* Begin Material for the task *
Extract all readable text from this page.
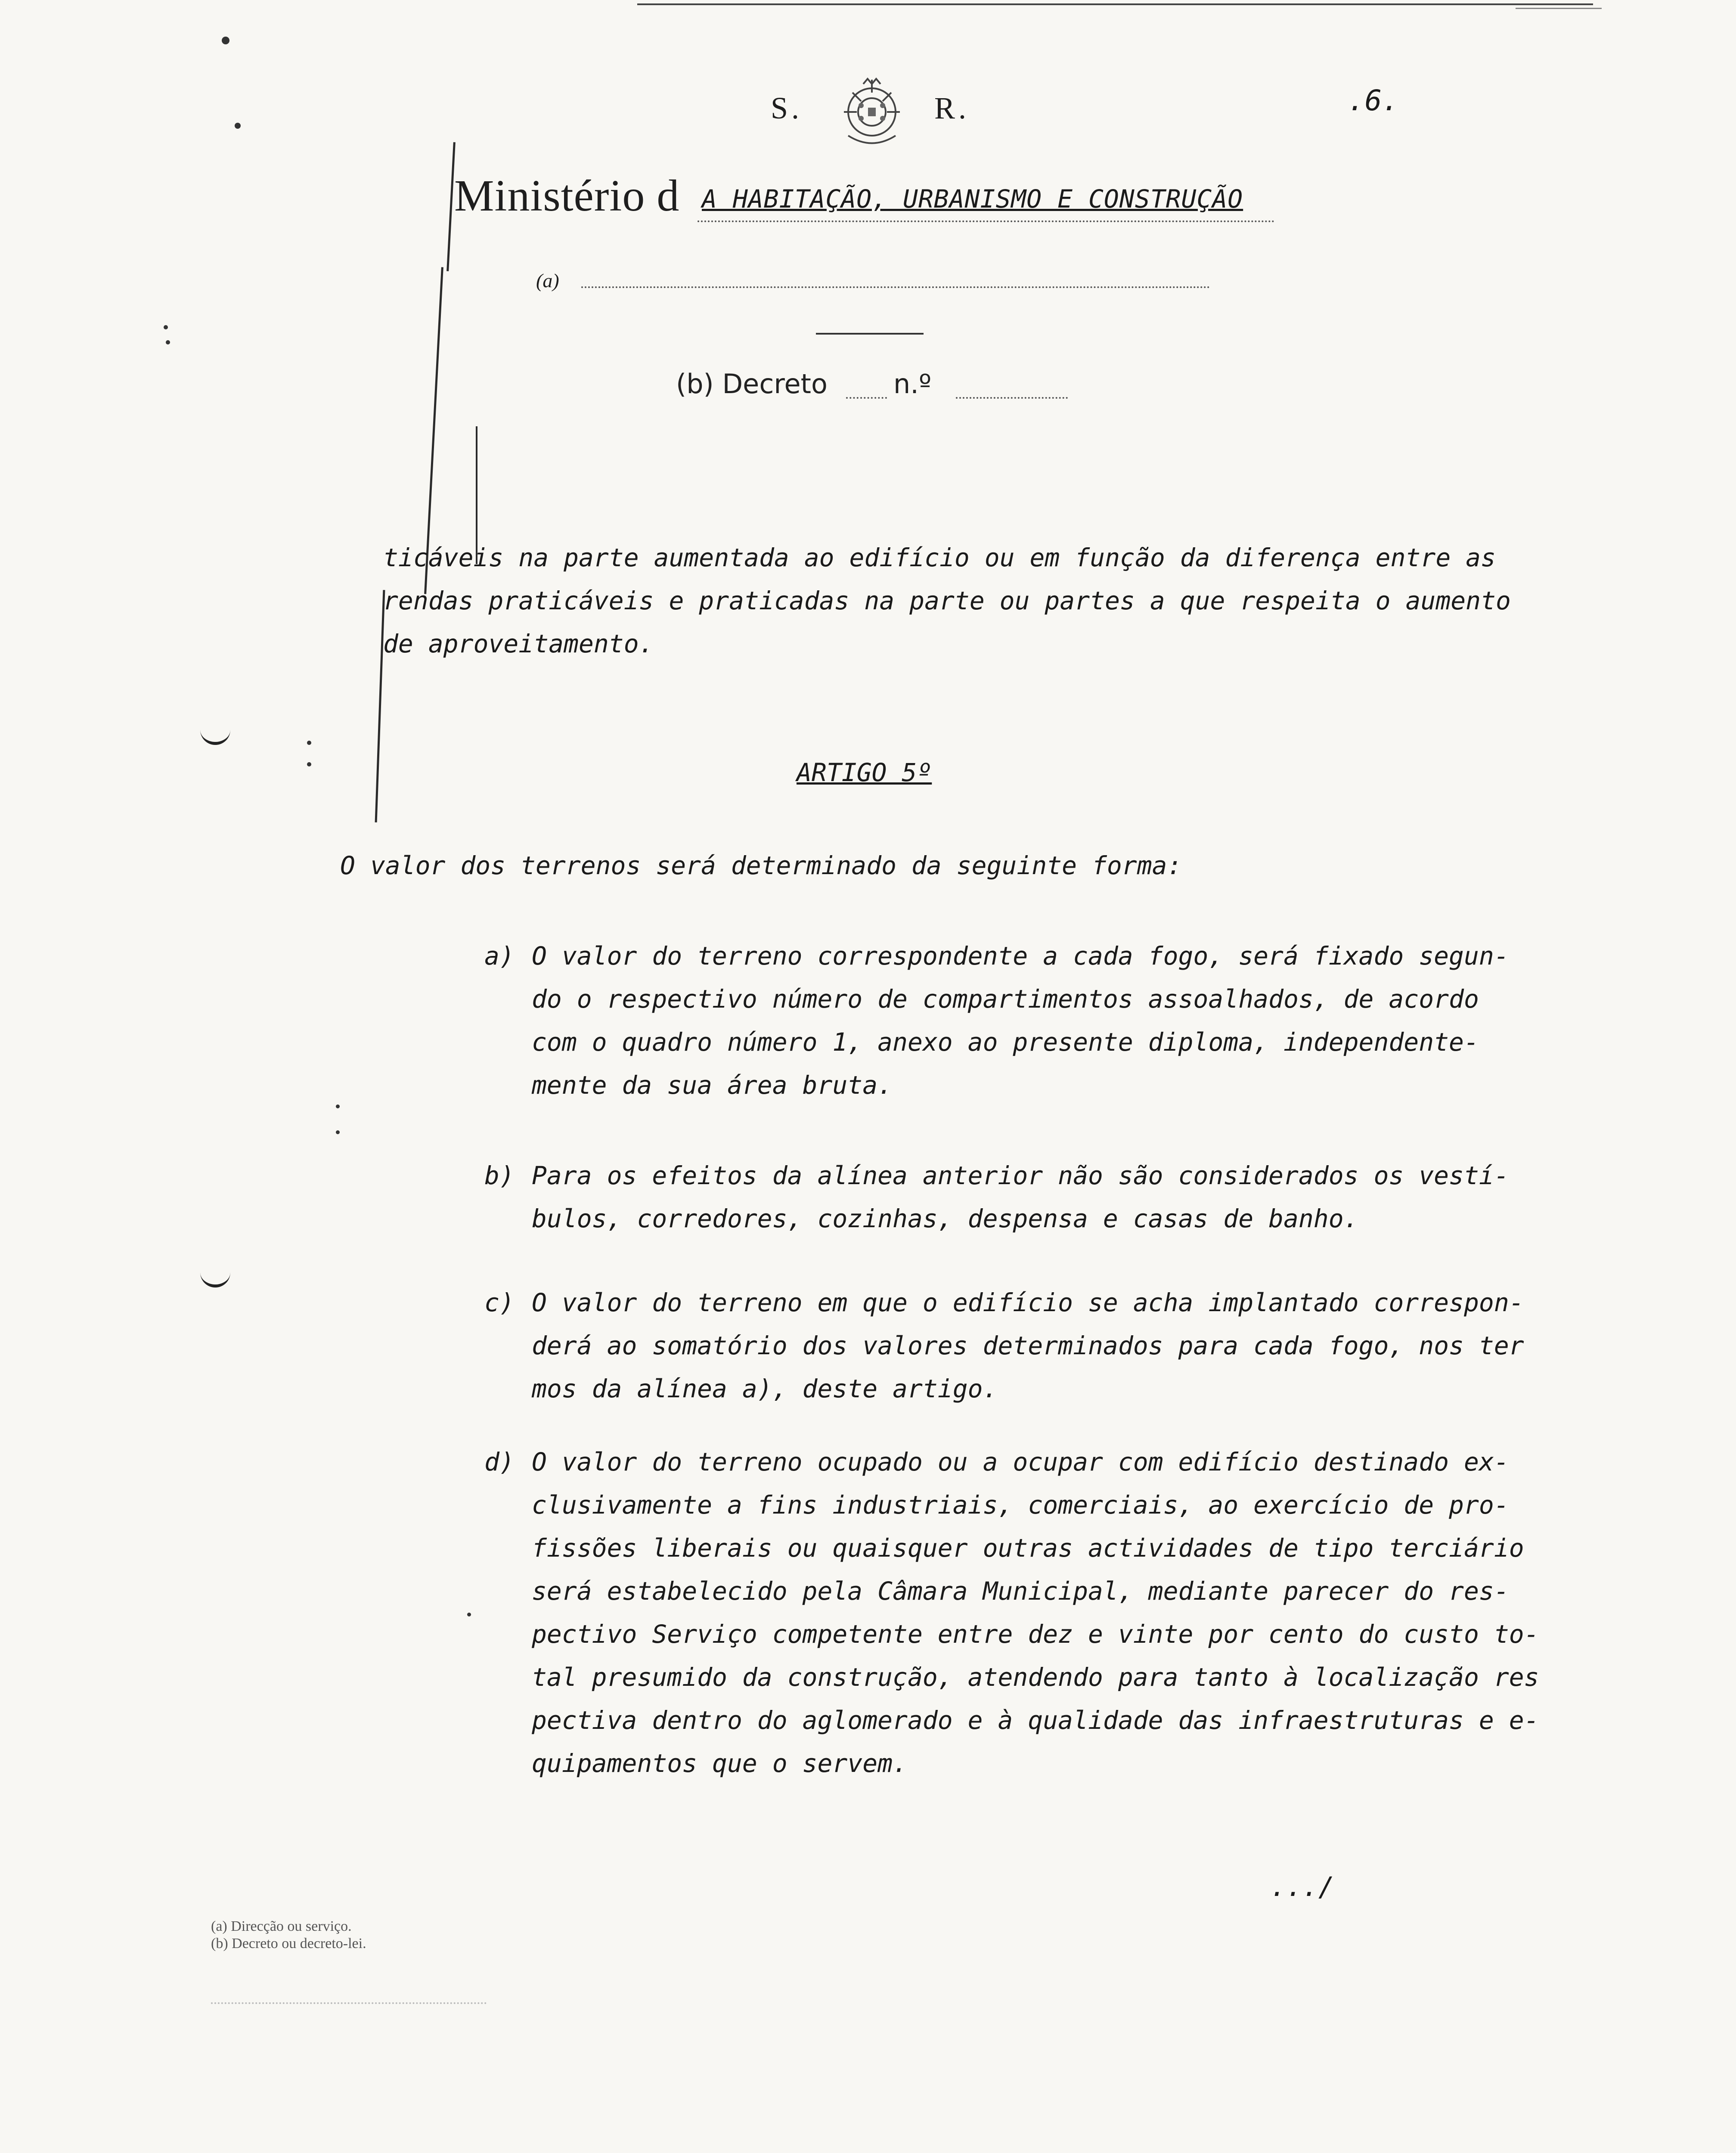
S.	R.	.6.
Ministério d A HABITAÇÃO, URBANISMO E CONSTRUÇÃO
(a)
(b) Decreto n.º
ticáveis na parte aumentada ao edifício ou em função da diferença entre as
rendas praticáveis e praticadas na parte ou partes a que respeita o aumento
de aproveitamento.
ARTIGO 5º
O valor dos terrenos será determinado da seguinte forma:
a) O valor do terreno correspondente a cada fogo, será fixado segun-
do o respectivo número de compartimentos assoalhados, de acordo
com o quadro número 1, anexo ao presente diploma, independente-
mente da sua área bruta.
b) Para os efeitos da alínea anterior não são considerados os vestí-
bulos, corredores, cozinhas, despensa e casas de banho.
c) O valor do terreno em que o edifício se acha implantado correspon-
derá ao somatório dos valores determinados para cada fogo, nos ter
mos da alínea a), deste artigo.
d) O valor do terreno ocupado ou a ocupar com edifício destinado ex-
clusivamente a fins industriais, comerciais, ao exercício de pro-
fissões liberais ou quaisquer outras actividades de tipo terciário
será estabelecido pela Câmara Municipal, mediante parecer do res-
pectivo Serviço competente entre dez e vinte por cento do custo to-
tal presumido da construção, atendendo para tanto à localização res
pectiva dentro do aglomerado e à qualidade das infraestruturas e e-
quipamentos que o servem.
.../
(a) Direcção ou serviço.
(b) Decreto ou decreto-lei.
* End Material for the task *
## Task requirements
Leave the pictures out and reproduce all of the records exactly.

## Worked answer
Extract all readable text from this page.
S.	R.	.6.
Ministério d A HABITAÇÃO, URBANISMO E CONSTRUÇÃO
(a)
(b) Decreto n.º
ticáveis na parte aumentada ao edifício ou em função da diferença entre as
rendas praticáveis e praticadas na parte ou partes a que respeita o aumento
de aproveitamento.
ARTIGO 5º
O valor dos terrenos será determinado da seguinte forma:
a) O valor do terreno correspondente a cada fogo, será fixado segun-
do o respectivo número de compartimentos assoalhados, de acordo
com o quadro número 1, anexo ao presente diploma, independente-
mente da sua área bruta.
b) Para os efeitos da alínea anterior não são considerados os vestí-
bulos, corredores, cozinhas, despensa e casas de banho.
c) O valor do terreno em que o edifício se acha implantado correspon-
derá ao somatório dos valores determinados para cada fogo, nos ter
mos da alínea a), deste artigo.
d) O valor do terreno ocupado ou a ocupar com edifício destinado ex-
clusivamente a fins industriais, comerciais, ao exercício de pro-
fissões liberais ou quaisquer outras actividades de tipo terciário
será estabelecido pela Câmara Municipal, mediante parecer do res-
pectivo Serviço competente entre dez e vinte por cento do custo to-
tal presumido da construção, atendendo para tanto à localização res
pectiva dentro do aglomerado e à qualidade das infraestruturas e e-
quipamentos que o servem.
.../
(a) Direcção ou serviço.
(b) Decreto ou decreto-lei.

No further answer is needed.